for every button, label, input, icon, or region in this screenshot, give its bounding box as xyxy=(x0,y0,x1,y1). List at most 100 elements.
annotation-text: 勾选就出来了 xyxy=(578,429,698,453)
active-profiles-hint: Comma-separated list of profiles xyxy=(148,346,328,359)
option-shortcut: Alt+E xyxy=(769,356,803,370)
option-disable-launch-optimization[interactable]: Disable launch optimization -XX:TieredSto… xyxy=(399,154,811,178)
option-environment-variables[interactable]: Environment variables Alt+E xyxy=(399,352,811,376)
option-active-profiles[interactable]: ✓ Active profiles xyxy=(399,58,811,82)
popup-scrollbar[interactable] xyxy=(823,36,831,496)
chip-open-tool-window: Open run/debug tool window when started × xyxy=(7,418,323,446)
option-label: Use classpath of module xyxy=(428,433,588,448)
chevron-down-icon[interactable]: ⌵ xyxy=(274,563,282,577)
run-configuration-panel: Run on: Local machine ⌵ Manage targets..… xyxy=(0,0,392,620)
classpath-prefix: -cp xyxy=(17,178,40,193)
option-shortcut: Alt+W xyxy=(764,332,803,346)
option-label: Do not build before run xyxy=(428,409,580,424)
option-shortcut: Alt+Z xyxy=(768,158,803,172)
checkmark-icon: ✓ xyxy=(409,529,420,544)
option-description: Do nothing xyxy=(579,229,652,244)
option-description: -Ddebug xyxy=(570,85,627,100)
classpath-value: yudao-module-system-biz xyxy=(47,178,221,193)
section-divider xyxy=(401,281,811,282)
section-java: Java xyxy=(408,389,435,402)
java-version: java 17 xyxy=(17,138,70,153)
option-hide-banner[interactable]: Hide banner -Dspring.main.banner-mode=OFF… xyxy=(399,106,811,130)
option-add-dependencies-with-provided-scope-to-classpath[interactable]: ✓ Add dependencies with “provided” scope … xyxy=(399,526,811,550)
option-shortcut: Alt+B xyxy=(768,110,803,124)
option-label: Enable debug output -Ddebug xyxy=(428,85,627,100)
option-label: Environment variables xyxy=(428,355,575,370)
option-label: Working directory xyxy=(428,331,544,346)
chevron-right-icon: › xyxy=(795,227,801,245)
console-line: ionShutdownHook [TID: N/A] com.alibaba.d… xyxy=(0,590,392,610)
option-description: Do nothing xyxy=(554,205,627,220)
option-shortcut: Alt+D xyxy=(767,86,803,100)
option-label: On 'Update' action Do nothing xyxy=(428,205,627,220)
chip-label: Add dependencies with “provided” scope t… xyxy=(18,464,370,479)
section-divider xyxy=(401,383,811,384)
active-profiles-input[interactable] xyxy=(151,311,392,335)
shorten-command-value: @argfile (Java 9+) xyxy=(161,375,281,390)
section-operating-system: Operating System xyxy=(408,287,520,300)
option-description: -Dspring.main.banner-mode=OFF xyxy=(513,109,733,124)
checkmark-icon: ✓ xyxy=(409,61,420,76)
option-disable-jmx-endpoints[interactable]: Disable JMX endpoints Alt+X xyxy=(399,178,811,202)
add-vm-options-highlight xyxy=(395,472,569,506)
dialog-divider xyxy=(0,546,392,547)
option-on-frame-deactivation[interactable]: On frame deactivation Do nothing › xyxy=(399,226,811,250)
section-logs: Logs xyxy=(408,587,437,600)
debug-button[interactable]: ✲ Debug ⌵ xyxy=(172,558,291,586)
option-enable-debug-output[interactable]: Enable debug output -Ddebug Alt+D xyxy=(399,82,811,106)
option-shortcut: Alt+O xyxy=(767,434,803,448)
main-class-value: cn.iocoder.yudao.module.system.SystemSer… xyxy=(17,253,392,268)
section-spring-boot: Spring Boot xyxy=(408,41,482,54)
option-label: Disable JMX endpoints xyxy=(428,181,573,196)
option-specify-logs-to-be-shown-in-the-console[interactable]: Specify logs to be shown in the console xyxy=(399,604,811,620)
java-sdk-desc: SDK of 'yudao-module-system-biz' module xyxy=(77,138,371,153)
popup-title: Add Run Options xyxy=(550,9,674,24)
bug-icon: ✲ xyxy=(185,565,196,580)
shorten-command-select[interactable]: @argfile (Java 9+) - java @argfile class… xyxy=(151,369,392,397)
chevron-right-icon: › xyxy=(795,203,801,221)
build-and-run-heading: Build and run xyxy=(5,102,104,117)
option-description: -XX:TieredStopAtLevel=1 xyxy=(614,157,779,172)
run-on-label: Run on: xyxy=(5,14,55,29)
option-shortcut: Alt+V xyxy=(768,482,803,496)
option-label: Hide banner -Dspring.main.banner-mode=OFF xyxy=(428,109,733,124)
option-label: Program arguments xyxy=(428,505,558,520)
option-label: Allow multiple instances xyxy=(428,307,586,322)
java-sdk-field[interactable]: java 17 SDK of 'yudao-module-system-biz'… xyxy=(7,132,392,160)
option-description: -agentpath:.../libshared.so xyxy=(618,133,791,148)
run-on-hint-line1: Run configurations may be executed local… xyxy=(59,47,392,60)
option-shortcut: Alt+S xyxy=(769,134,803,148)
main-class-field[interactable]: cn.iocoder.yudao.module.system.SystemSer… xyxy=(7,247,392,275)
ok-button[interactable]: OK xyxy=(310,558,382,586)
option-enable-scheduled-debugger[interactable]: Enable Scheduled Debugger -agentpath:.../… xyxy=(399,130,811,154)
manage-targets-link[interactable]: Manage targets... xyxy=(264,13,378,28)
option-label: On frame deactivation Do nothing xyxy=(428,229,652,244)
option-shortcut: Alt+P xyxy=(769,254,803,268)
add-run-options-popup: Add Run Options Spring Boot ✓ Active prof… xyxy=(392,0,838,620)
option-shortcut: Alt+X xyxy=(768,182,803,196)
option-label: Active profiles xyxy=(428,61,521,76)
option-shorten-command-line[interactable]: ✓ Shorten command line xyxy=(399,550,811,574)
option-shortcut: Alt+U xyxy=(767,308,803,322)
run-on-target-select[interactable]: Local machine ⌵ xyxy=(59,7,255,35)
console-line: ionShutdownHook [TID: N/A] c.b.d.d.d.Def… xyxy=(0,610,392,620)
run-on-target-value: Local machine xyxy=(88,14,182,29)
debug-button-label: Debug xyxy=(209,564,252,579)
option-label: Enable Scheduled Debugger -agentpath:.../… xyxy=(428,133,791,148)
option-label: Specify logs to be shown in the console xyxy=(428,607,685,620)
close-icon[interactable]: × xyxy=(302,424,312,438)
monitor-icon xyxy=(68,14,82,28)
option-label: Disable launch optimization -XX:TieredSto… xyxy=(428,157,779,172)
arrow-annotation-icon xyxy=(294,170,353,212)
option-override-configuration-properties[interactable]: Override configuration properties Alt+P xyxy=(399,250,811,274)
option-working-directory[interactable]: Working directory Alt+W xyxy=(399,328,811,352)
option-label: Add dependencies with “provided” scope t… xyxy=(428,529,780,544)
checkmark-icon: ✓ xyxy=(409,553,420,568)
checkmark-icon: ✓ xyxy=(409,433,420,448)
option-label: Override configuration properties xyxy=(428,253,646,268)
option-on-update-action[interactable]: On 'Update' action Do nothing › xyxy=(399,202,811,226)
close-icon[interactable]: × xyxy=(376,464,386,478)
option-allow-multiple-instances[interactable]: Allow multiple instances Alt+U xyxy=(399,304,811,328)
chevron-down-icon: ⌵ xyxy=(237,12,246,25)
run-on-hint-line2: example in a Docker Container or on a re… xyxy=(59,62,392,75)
===============
STATED EXERCISE =
Update the records above by replacing every occurrence of "option-shortcut" with "option-hotkey", and leave everything else unchanged.

COMPLETED TASK =
for every button, label, input, icon, or region in this screenshot, give its bounding box as xyxy=(x0,y0,x1,y1). List at most 100 elements.
annotation-text: 勾选就出来了 xyxy=(578,429,698,453)
active-profiles-hint: Comma-separated list of profiles xyxy=(148,346,328,359)
option-hotkey: Alt+E xyxy=(769,356,803,370)
option-disable-launch-optimization[interactable]: Disable launch optimization -XX:TieredSto… xyxy=(399,154,811,178)
option-environment-variables[interactable]: Environment variables Alt+E xyxy=(399,352,811,376)
option-active-profiles[interactable]: ✓ Active profiles xyxy=(399,58,811,82)
popup-scrollbar[interactable] xyxy=(823,36,831,496)
chip-open-tool-window: Open run/debug tool window when started × xyxy=(7,418,323,446)
option-label: Use classpath of module xyxy=(428,433,588,448)
chevron-down-icon[interactable]: ⌵ xyxy=(274,563,282,577)
run-configuration-panel: Run on: Local machine ⌵ Manage targets..… xyxy=(0,0,392,620)
classpath-prefix: -cp xyxy=(17,178,40,193)
option-hotkey: Alt+W xyxy=(764,332,803,346)
option-label: Do not build before run xyxy=(428,409,580,424)
option-hotkey: Alt+Z xyxy=(768,158,803,172)
checkmark-icon: ✓ xyxy=(409,529,420,544)
option-description: Do nothing xyxy=(579,229,652,244)
option-description: -Ddebug xyxy=(570,85,627,100)
classpath-value: yudao-module-system-biz xyxy=(47,178,221,193)
section-divider xyxy=(401,281,811,282)
section-java: Java xyxy=(408,389,435,402)
java-version: java 17 xyxy=(17,138,70,153)
option-hide-banner[interactable]: Hide banner -Dspring.main.banner-mode=OFF… xyxy=(399,106,811,130)
option-add-dependencies-with-provided-scope-to-classpath[interactable]: ✓ Add dependencies with “provided” scope … xyxy=(399,526,811,550)
option-hotkey: Alt+B xyxy=(768,110,803,124)
option-label: Enable debug output -Ddebug xyxy=(428,85,627,100)
option-label: Environment variables xyxy=(428,355,575,370)
option-label: Working directory xyxy=(428,331,544,346)
chevron-right-icon: › xyxy=(795,227,801,245)
console-line: ionShutdownHook [TID: N/A] com.alibaba.d… xyxy=(0,590,392,610)
option-description: Do nothing xyxy=(554,205,627,220)
option-hotkey: Alt+D xyxy=(767,86,803,100)
option-label: On 'Update' action Do nothing xyxy=(428,205,627,220)
chip-label: Add dependencies with “provided” scope t… xyxy=(18,464,370,479)
section-divider xyxy=(401,383,811,384)
active-profiles-input[interactable] xyxy=(151,311,392,335)
shorten-command-value: @argfile (Java 9+) xyxy=(161,375,281,390)
section-operating-system: Operating System xyxy=(408,287,520,300)
option-description: -Dspring.main.banner-mode=OFF xyxy=(513,109,733,124)
checkmark-icon: ✓ xyxy=(409,61,420,76)
option-disable-jmx-endpoints[interactable]: Disable JMX endpoints Alt+X xyxy=(399,178,811,202)
add-vm-options-highlight xyxy=(395,472,569,506)
dialog-divider xyxy=(0,546,392,547)
option-on-frame-deactivation[interactable]: On frame deactivation Do nothing › xyxy=(399,226,811,250)
section-logs: Logs xyxy=(408,587,437,600)
debug-button[interactable]: ✲ Debug ⌵ xyxy=(172,558,291,586)
option-enable-debug-output[interactable]: Enable debug output -Ddebug Alt+D xyxy=(399,82,811,106)
option-hotkey: Alt+O xyxy=(767,434,803,448)
main-class-value: cn.iocoder.yudao.module.system.SystemSer… xyxy=(17,253,392,268)
section-spring-boot: Spring Boot xyxy=(408,41,482,54)
option-label: Disable JMX endpoints xyxy=(428,181,573,196)
option-specify-logs-to-be-shown-in-the-console[interactable]: Specify logs to be shown in the console xyxy=(399,604,811,620)
java-sdk-desc: SDK of 'yudao-module-system-biz' module xyxy=(77,138,371,153)
popup-title: Add Run Options xyxy=(550,9,674,24)
bug-icon: ✲ xyxy=(185,565,196,580)
shorten-command-select[interactable]: @argfile (Java 9+) - java @argfile class… xyxy=(151,369,392,397)
chevron-right-icon: › xyxy=(795,203,801,221)
build-and-run-heading: Build and run xyxy=(5,102,104,117)
option-description: -XX:TieredStopAtLevel=1 xyxy=(614,157,779,172)
run-on-label: Run on: xyxy=(5,14,55,29)
option-hotkey: Alt+V xyxy=(768,482,803,496)
option-label: Hide banner -Dspring.main.banner-mode=OFF xyxy=(428,109,733,124)
option-label: Program arguments xyxy=(428,505,558,520)
option-label: Allow multiple instances xyxy=(428,307,586,322)
java-sdk-field[interactable]: java 17 SDK of 'yudao-module-system-biz'… xyxy=(7,132,392,160)
option-description: -agentpath:.../libshared.so xyxy=(618,133,791,148)
run-on-hint-line1: Run configurations may be executed local… xyxy=(59,47,392,60)
option-hotkey: Alt+S xyxy=(769,134,803,148)
main-class-field[interactable]: cn.iocoder.yudao.module.system.SystemSer… xyxy=(7,247,392,275)
ok-button[interactable]: OK xyxy=(310,558,382,586)
option-enable-scheduled-debugger[interactable]: Enable Scheduled Debugger -agentpath:.../… xyxy=(399,130,811,154)
manage-targets-link[interactable]: Manage targets... xyxy=(264,13,378,28)
option-label: On frame deactivation Do nothing xyxy=(428,229,652,244)
option-hotkey: Alt+P xyxy=(769,254,803,268)
add-run-options-popup: Add Run Options Spring Boot ✓ Active prof… xyxy=(392,0,838,620)
option-hotkey: Alt+X xyxy=(768,182,803,196)
option-label: Active profiles xyxy=(428,61,521,76)
option-shorten-command-line[interactable]: ✓ Shorten command line xyxy=(399,550,811,574)
option-hotkey: Alt+U xyxy=(767,308,803,322)
run-on-target-select[interactable]: Local machine ⌵ xyxy=(59,7,255,35)
console-line: ionShutdownHook [TID: N/A] c.b.d.d.d.Def… xyxy=(0,610,392,620)
run-on-target-value: Local machine xyxy=(88,14,182,29)
debug-button-label: Debug xyxy=(209,564,252,579)
option-label: Enable Scheduled Debugger -agentpath:.../… xyxy=(428,133,791,148)
option-label: Specify logs to be shown in the console xyxy=(428,607,685,620)
close-icon[interactable]: × xyxy=(302,424,312,438)
monitor-icon xyxy=(68,14,82,28)
option-label: Disable launch optimization -XX:TieredSto… xyxy=(428,157,779,172)
arrow-annotation-icon xyxy=(294,170,353,212)
option-override-configuration-properties[interactable]: Override configuration properties Alt+P xyxy=(399,250,811,274)
option-working-directory[interactable]: Working directory Alt+W xyxy=(399,328,811,352)
option-label: Add dependencies with “provided” scope t… xyxy=(428,529,780,544)
checkmark-icon: ✓ xyxy=(409,553,420,568)
checkmark-icon: ✓ xyxy=(409,433,420,448)
option-label: Override configuration properties xyxy=(428,253,646,268)
option-on-update-action[interactable]: On 'Update' action Do nothing › xyxy=(399,202,811,226)
close-icon[interactable]: × xyxy=(376,464,386,478)
option-allow-multiple-instances[interactable]: Allow multiple instances Alt+U xyxy=(399,304,811,328)
chevron-down-icon: ⌵ xyxy=(237,12,246,25)
run-on-hint-line2: example in a Docker Container or on a re… xyxy=(59,62,392,75)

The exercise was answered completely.